EXERCISE PROMPT:
Repeat every record below exactly, leaving out the pictures.

[Lines of data]
---------------

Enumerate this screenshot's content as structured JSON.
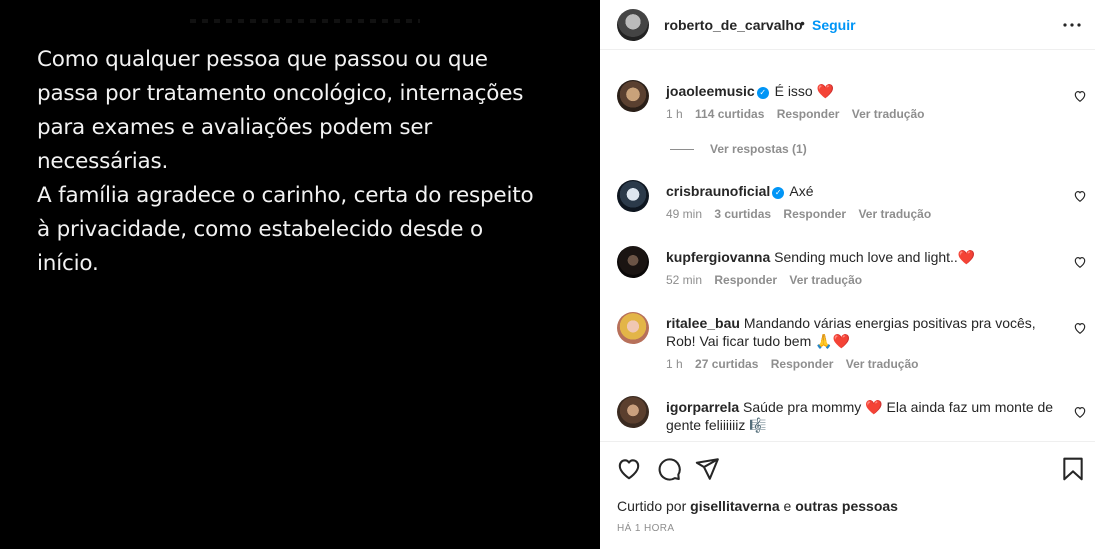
{
  "post": {
    "caption_image_text": "Como qualquer pessoa que passou ou que\npassa por tratamento oncológico, internações\npara exames e avaliações podem ser\nnecessárias.\nA família agradece o carinho, certa do respeito\nà privacidade, como estabelecido desde o\ninício."
  },
  "header": {
    "username": "roberto_de_carvalho",
    "separator": "•",
    "follow_label": "Seguir",
    "more_icon": "more-horizontal-icon"
  },
  "comments": [
    {
      "username": "joaoleemusic",
      "verified": true,
      "text": "É isso",
      "emoji": "❤️",
      "time": "1 h",
      "likes": "114 curtidas",
      "reply": "Responder",
      "translate": "Ver tradução",
      "view_replies": "Ver respostas (1)"
    },
    {
      "username": "crisbraunoficial",
      "verified": true,
      "text": "Axé",
      "time": "49 min",
      "likes": "3 curtidas",
      "reply": "Responder",
      "translate": "Ver tradução"
    },
    {
      "username": "kupfergiovanna",
      "verified": false,
      "text": "Sending much love and light..",
      "emoji": "❤️",
      "time": "52 min",
      "reply": "Responder",
      "translate": "Ver tradução"
    },
    {
      "username": "ritalee_bau",
      "verified": false,
      "text": "Mandando várias energias positivas pra vocês, Rob! Vai ficar tudo bem",
      "emoji": "🙏❤️",
      "time": "1 h",
      "likes": "27 curtidas",
      "reply": "Responder",
      "translate": "Ver tradução"
    },
    {
      "username": "igorparrela",
      "verified": false,
      "text_before": "Saúde pra mommy",
      "emoji_mid": "❤️",
      "text_after": "Ela ainda faz um monte de gente feliiiiiiz",
      "emoji_end": "🎼"
    }
  ],
  "actions": {
    "icons": [
      "heart-icon",
      "comment-icon",
      "share-icon",
      "bookmark-icon"
    ],
    "liked_prefix": "Curtido por",
    "liked_user": "gisellitaverna",
    "liked_conj": "e",
    "liked_suffix": "outras pessoas",
    "timestamp": "HÁ 1 HORA"
  },
  "colors": {
    "accent": "#0095f6",
    "heart": "#ed4956",
    "muted": "#8e8e8e",
    "image_bg": "#000000"
  }
}
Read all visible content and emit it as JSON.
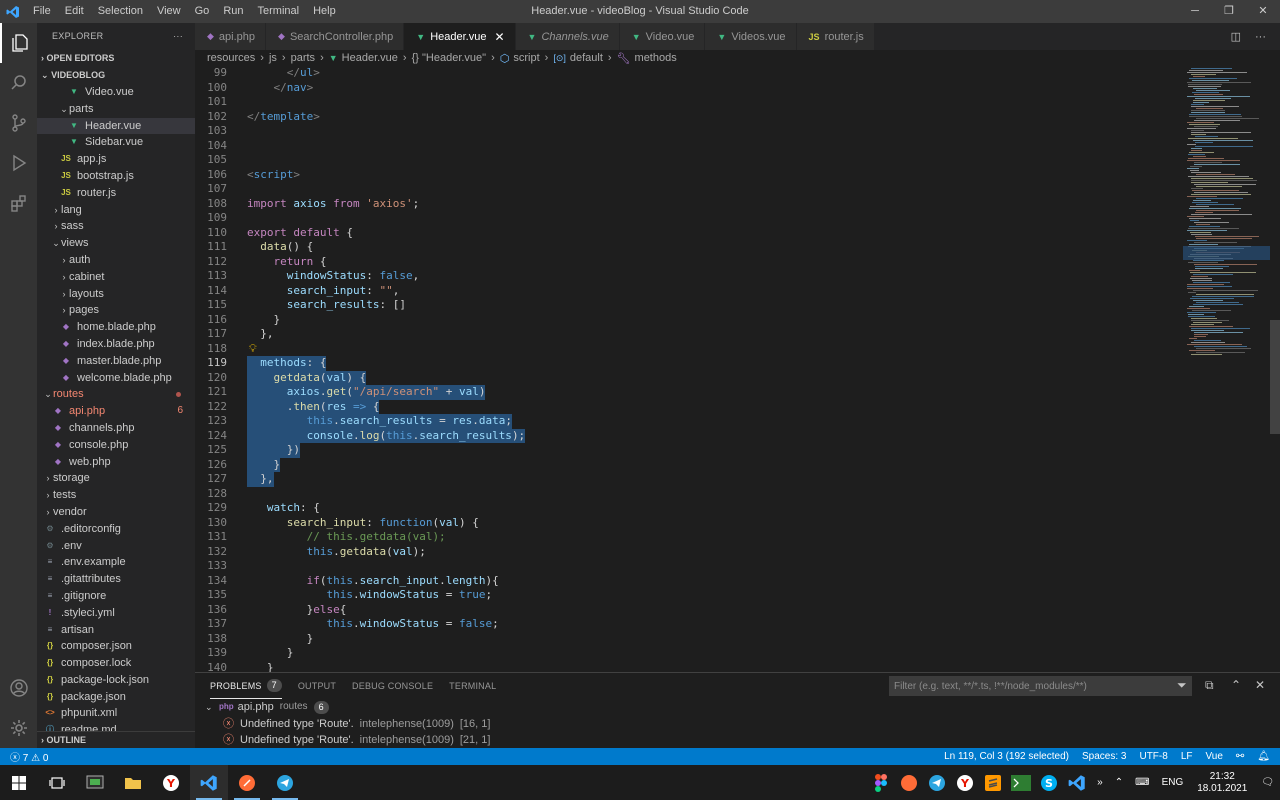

---------------

OUTPUT FOR THIS EXERCISE:
Enumerate this screenshot's content as structured JSON.
{
  "post": {
    "caption_image_text": "Como qualquer pessoa que passou ou que\npassa por tratamento oncológico, internações\npara exames e avaliações podem ser\nnecessárias.\nA família agradece o carinho, certa do respeito\nà privacidade, como estabelecido desde o\ninício."
  },
  "header": {
    "username": "roberto_de_carvalho",
    "separator": "•",
    "follow_label": "Seguir",
    "more_icon": "more-horizontal-icon"
  },
  "comments": [
    {
      "username": "joaoleemusic",
      "verified": true,
      "text": "É isso",
      "emoji": "❤️",
      "time": "1 h",
      "likes": "114 curtidas",
      "reply": "Responder",
      "translate": "Ver tradução",
      "view_replies": "Ver respostas (1)"
    },
    {
      "username": "crisbraunoficial",
      "verified": true,
      "text": "Axé",
      "time": "49 min",
      "likes": "3 curtidas",
      "reply": "Responder",
      "translate": "Ver tradução"
    },
    {
      "username": "kupfergiovanna",
      "verified": false,
      "text": "Sending much love and light..",
      "emoji": "❤️",
      "time": "52 min",
      "reply": "Responder",
      "translate": "Ver tradução"
    },
    {
      "username": "ritalee_bau",
      "verified": false,
      "text": "Mandando várias energias positivas pra vocês, Rob! Vai ficar tudo bem",
      "emoji": "🙏❤️",
      "time": "1 h",
      "likes": "27 curtidas",
      "reply": "Responder",
      "translate": "Ver tradução"
    },
    {
      "username": "igorparrela",
      "verified": false,
      "text_before": "Saúde pra mommy",
      "emoji_mid": "❤️",
      "text_after": "Ela ainda faz um monte de gente feliiiiiiz",
      "emoji_end": "🎼"
    }
  ],
  "actions": {
    "icons": [
      "heart-icon",
      "comment-icon",
      "share-icon",
      "bookmark-icon"
    ],
    "liked_prefix": "Curtido por",
    "liked_user": "gisellitaverna",
    "liked_conj": "e",
    "liked_suffix": "outras pessoas",
    "timestamp": "HÁ 1 HORA"
  },
  "colors": {
    "accent": "#0095f6",
    "heart": "#ed4956",
    "muted": "#8e8e8e",
    "image_bg": "#000000"
  }
}
Read all visible content and emit it as JSON.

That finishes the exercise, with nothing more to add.